- WHAT THIS TASK INVOLVES -
Your task is to print all of the data word for word.

- RECORDS -
● ● ● ● ●

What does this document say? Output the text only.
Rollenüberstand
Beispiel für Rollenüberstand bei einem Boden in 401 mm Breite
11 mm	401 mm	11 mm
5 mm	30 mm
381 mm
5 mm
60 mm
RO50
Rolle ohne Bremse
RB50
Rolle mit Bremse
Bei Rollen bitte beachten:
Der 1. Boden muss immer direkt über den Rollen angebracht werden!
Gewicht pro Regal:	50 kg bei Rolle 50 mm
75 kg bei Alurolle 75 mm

● ● ● ● ●

- COMPLETE OUTPUT -
What does this document say? Output the text only.
Rollenüberstand
Beispiel für Rollenüberstand bei einem Boden in 401 mm Breite
11 mm	401 mm	11 mm
5 mm	30 mm
381 mm
5 mm
60 mm
RO50
Rolle ohne Bremse
RB50
Rolle mit Bremse
Bei Rollen bitte beachten:
Der 1. Boden muss immer direkt über den Rollen angebracht werden!
Gewicht pro Regal:	50 kg bei Rolle 50 mm
75 kg bei Alurolle 75 mm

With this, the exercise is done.